A run of records:
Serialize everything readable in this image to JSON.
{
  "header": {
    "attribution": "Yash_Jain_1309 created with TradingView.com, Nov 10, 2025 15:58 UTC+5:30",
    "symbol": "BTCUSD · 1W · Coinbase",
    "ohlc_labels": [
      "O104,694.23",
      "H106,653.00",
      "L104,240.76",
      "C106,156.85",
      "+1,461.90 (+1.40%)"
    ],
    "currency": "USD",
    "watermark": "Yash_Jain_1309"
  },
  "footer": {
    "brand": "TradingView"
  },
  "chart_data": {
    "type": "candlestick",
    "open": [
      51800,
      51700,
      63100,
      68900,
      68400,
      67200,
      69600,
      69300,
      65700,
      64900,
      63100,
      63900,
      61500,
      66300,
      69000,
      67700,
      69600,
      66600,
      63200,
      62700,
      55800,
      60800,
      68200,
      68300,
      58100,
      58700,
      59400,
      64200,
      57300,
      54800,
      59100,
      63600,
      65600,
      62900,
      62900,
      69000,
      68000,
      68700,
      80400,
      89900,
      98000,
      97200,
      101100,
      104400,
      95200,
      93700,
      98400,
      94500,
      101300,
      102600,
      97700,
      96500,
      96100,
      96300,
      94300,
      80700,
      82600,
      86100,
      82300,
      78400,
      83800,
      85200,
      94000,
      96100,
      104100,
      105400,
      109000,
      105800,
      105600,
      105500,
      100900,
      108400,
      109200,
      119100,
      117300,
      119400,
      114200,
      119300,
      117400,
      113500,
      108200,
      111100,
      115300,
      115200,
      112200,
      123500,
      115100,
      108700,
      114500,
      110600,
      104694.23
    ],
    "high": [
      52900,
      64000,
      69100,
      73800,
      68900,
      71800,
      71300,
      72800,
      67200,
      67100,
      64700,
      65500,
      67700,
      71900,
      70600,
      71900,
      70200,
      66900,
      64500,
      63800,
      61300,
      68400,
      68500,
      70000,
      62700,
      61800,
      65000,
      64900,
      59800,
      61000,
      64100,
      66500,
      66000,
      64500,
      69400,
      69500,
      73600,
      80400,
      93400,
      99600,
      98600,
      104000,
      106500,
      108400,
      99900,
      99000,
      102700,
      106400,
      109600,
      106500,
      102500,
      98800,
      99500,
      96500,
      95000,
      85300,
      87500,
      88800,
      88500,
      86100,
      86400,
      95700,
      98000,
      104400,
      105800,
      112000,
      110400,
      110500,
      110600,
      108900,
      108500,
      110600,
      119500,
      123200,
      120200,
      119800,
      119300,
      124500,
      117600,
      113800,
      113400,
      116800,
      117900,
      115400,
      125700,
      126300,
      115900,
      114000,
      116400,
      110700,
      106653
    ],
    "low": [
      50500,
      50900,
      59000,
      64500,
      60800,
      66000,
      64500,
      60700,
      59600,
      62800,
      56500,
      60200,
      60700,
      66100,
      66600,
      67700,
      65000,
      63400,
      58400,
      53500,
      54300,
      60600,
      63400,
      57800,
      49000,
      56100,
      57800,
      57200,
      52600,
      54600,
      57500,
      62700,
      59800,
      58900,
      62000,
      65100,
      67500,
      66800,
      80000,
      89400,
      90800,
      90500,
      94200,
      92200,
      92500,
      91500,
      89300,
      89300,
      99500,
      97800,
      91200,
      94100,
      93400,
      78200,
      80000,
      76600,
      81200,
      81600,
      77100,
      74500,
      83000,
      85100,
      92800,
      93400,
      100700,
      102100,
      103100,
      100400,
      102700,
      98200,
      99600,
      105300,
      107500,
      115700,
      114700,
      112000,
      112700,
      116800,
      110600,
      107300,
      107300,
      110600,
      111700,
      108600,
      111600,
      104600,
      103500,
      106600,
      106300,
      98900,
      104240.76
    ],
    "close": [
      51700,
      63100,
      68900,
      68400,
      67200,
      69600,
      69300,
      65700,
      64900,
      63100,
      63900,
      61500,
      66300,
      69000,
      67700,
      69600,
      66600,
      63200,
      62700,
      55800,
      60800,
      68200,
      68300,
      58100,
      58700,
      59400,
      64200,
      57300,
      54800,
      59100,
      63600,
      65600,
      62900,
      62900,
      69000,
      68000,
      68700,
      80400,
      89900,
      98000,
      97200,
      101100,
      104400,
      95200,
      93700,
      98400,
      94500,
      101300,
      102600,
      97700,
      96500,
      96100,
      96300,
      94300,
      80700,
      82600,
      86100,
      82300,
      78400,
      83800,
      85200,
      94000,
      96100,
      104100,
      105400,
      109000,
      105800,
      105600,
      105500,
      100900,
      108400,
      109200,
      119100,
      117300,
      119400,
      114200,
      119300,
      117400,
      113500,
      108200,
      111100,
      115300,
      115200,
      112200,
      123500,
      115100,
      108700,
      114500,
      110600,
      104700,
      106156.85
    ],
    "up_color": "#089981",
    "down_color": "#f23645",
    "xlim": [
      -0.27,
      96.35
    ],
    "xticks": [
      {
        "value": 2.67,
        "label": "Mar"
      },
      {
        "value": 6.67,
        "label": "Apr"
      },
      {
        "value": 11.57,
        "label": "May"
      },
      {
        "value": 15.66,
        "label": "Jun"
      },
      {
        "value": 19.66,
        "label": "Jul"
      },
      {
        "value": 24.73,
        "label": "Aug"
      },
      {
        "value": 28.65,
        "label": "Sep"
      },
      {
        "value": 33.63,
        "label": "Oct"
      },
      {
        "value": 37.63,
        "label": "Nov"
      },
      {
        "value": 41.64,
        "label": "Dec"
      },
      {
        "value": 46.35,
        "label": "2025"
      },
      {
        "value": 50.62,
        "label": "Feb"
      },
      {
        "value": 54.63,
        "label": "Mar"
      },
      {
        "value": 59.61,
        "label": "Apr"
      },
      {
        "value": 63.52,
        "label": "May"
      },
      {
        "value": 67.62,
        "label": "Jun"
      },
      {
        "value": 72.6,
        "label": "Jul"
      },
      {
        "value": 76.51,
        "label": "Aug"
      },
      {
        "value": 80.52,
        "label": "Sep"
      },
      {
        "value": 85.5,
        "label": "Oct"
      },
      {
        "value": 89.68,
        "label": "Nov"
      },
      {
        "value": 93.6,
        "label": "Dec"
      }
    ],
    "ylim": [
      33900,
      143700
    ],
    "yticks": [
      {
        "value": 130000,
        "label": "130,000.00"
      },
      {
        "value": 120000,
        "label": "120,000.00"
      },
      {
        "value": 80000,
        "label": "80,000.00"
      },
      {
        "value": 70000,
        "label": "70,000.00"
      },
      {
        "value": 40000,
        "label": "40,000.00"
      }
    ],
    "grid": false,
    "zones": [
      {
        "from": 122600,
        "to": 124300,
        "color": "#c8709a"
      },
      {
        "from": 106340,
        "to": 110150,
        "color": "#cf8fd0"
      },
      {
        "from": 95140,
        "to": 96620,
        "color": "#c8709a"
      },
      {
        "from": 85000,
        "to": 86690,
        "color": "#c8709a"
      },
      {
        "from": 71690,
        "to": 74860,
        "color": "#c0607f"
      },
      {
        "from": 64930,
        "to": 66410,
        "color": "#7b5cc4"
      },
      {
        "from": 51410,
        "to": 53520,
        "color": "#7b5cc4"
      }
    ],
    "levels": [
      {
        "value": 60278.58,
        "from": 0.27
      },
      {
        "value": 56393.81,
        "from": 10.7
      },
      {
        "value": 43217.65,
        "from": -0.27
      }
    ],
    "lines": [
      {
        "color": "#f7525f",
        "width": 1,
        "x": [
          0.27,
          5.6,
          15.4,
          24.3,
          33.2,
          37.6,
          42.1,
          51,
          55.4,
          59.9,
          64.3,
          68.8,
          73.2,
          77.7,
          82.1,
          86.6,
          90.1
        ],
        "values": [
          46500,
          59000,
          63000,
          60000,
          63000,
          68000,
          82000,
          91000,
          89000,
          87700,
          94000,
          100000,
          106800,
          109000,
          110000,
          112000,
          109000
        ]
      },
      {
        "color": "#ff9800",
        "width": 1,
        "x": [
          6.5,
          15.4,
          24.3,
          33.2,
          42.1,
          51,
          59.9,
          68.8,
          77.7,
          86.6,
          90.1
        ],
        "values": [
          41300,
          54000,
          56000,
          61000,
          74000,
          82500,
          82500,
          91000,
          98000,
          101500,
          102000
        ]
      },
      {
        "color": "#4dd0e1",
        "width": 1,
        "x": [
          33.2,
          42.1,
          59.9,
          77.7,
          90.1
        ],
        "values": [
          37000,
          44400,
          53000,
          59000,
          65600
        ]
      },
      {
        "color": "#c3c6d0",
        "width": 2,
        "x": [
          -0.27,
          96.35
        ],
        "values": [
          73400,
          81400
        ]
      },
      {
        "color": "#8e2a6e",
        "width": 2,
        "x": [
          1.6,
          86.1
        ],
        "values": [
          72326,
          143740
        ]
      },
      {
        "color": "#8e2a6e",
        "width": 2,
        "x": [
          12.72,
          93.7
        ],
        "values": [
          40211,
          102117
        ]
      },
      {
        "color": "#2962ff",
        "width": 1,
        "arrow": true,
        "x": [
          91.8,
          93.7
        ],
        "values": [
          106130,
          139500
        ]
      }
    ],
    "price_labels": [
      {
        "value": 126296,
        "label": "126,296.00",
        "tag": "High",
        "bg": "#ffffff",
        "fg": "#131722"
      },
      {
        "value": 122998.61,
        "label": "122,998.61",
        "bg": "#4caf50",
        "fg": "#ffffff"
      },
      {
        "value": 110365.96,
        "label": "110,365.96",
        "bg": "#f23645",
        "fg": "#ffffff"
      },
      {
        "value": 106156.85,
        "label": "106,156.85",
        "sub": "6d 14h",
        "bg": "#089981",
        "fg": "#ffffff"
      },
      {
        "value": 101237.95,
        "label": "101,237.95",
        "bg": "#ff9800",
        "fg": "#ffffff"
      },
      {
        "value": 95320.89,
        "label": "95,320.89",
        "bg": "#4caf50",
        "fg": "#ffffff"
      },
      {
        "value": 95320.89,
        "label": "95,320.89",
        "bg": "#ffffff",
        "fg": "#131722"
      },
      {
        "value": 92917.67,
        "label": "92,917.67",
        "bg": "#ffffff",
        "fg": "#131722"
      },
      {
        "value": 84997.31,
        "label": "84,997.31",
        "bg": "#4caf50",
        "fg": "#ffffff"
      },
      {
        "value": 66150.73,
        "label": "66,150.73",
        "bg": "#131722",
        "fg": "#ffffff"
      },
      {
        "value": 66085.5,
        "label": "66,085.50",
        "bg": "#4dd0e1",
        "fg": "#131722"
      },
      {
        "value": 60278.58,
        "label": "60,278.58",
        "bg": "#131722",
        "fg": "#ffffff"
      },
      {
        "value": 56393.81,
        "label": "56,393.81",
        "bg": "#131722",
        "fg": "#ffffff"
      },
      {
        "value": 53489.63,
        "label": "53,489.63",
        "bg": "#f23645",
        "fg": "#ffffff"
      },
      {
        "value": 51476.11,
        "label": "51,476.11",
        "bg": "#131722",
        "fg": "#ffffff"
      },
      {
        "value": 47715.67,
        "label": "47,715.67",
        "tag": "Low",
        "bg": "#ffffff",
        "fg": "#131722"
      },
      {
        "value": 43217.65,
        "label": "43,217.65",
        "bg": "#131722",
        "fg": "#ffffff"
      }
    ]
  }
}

Exercise task: Gather each line holding the string "TradingView".

Output of the exercise:
    "attribution": "Yash_Jain_1309 created with TradingView.com, Nov 10, 2025 15:58 UTC+5:30",
    "brand": "TradingView"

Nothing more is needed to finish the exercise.